_Records for this exercise_

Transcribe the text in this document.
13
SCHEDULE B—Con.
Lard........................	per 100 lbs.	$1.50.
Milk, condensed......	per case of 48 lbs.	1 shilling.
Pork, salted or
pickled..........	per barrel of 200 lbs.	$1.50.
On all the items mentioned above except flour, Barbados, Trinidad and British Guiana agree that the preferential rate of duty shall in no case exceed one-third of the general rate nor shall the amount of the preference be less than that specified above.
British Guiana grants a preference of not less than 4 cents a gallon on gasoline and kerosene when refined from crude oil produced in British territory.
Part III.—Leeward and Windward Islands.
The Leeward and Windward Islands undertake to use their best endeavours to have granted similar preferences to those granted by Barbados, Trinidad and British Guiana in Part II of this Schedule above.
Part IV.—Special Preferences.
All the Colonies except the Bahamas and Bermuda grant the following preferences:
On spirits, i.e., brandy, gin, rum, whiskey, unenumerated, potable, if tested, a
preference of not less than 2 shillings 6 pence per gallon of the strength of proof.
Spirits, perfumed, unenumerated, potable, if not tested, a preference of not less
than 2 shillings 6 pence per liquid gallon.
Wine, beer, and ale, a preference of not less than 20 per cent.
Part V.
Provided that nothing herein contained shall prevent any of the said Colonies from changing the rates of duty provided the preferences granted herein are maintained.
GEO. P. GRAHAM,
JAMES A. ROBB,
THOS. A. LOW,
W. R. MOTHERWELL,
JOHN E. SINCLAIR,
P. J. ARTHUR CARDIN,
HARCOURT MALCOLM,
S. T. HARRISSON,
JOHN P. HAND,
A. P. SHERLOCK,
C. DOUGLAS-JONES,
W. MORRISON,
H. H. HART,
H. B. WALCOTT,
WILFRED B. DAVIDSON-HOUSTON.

_Task requirements_
Copy each line above that contains the string "Barbados".

_Completed task_
On all the items mentioned above except flour, Barbados, Trinidad and British Guiana agree that the preferential rate of duty shall in no case exceed one-third of the general rate nor shall the amount of the preference be less than that specified above.
The Leeward and Windward Islands undertake to use their best endeavours to have granted similar preferences to those granted by Barbados, Trinidad and British Guiana in Part II of this Schedule above.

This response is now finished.